▸ **Work instructions**: Word for word, restate every line of the listing that follows.

Data excerpts:

***

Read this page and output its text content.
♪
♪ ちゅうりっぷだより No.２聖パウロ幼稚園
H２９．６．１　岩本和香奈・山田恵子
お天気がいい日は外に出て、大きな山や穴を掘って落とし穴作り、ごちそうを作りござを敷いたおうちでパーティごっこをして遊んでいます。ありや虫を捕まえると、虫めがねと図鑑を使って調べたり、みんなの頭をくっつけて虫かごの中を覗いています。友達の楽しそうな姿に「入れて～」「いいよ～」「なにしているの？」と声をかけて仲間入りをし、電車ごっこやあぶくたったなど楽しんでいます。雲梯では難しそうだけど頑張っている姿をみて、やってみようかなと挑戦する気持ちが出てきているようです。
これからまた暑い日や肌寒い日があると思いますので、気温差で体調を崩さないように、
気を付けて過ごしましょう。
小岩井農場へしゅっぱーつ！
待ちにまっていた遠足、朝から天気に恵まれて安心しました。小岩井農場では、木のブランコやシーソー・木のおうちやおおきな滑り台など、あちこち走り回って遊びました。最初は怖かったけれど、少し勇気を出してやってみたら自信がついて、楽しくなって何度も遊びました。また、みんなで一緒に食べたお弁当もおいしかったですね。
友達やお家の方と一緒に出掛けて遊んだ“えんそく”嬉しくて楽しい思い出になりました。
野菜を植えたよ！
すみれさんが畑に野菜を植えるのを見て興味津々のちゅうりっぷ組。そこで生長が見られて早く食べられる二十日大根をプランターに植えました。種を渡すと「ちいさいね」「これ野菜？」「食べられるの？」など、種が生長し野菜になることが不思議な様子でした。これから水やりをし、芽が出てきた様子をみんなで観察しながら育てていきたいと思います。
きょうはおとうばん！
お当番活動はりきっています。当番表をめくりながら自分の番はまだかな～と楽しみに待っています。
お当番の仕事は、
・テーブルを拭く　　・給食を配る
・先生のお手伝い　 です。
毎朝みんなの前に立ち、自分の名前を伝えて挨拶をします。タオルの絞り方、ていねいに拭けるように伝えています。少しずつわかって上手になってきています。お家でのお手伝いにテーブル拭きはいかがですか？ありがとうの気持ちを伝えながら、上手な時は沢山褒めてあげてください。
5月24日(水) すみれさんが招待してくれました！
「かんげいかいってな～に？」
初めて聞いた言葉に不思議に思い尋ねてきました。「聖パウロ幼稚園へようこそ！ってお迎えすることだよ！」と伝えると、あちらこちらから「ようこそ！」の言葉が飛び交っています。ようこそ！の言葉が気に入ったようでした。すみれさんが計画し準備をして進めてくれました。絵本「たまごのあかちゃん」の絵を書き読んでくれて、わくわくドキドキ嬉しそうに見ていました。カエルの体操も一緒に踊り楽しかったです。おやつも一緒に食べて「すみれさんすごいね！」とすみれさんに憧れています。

***

▸ **The result**:
Read this page and output its text content.
♪
♪ ちゅうりっぷだより No.２聖パウロ幼稚園
H２９．６．１　岩本和香奈・山田恵子
お天気がいい日は外に出て、大きな山や穴を掘って落とし穴作り、ごちそうを作りござを敷いたおうちでパーティごっこをして遊んでいます。ありや虫を捕まえると、虫めがねと図鑑を使って調べたり、みんなの頭をくっつけて虫かごの中を覗いています。友達の楽しそうな姿に「入れて～」「いいよ～」「なにしているの？」と声をかけて仲間入りをし、電車ごっこやあぶくたったなど楽しんでいます。雲梯では難しそうだけど頑張っている姿をみて、やってみようかなと挑戦する気持ちが出てきているようです。
これからまた暑い日や肌寒い日があると思いますので、気温差で体調を崩さないように、
気を付けて過ごしましょう。
小岩井農場へしゅっぱーつ！
待ちにまっていた遠足、朝から天気に恵まれて安心しました。小岩井農場では、木のブランコやシーソー・木のおうちやおおきな滑り台など、あちこち走り回って遊びました。最初は怖かったけれど、少し勇気を出してやってみたら自信がついて、楽しくなって何度も遊びました。また、みんなで一緒に食べたお弁当もおいしかったですね。
友達やお家の方と一緒に出掛けて遊んだ“えんそく”嬉しくて楽しい思い出になりました。
野菜を植えたよ！
すみれさんが畑に野菜を植えるのを見て興味津々のちゅうりっぷ組。そこで生長が見られて早く食べられる二十日大根をプランターに植えました。種を渡すと「ちいさいね」「これ野菜？」「食べられるの？」など、種が生長し野菜になることが不思議な様子でした。これから水やりをし、芽が出てきた様子をみんなで観察しながら育てていきたいと思います。
きょうはおとうばん！
お当番活動はりきっています。当番表をめくりながら自分の番はまだかな～と楽しみに待っています。
お当番の仕事は、
・テーブルを拭く　　・給食を配る
・先生のお手伝い　 です。
毎朝みんなの前に立ち、自分の名前を伝えて挨拶をします。タオルの絞り方、ていねいに拭けるように伝えています。少しずつわかって上手になってきています。お家でのお手伝いにテーブル拭きはいかがですか？ありがとうの気持ちを伝えながら、上手な時は沢山褒めてあげてください。
5月24日(水) すみれさんが招待してくれました！
「かんげいかいってな～に？」
初めて聞いた言葉に不思議に思い尋ねてきました。「聖パウロ幼稚園へようこそ！ってお迎えすることだよ！」と伝えると、あちらこちらから「ようこそ！」の言葉が飛び交っています。ようこそ！の言葉が気に入ったようでした。すみれさんが計画し準備をして進めてくれました。絵本「たまごのあかちゃん」の絵を書き読んでくれて、わくわくドキドキ嬉しそうに見ていました。カエルの体操も一緒に踊り楽しかったです。おやつも一緒に食べて「すみれさんすごいね！」とすみれさんに憧れています。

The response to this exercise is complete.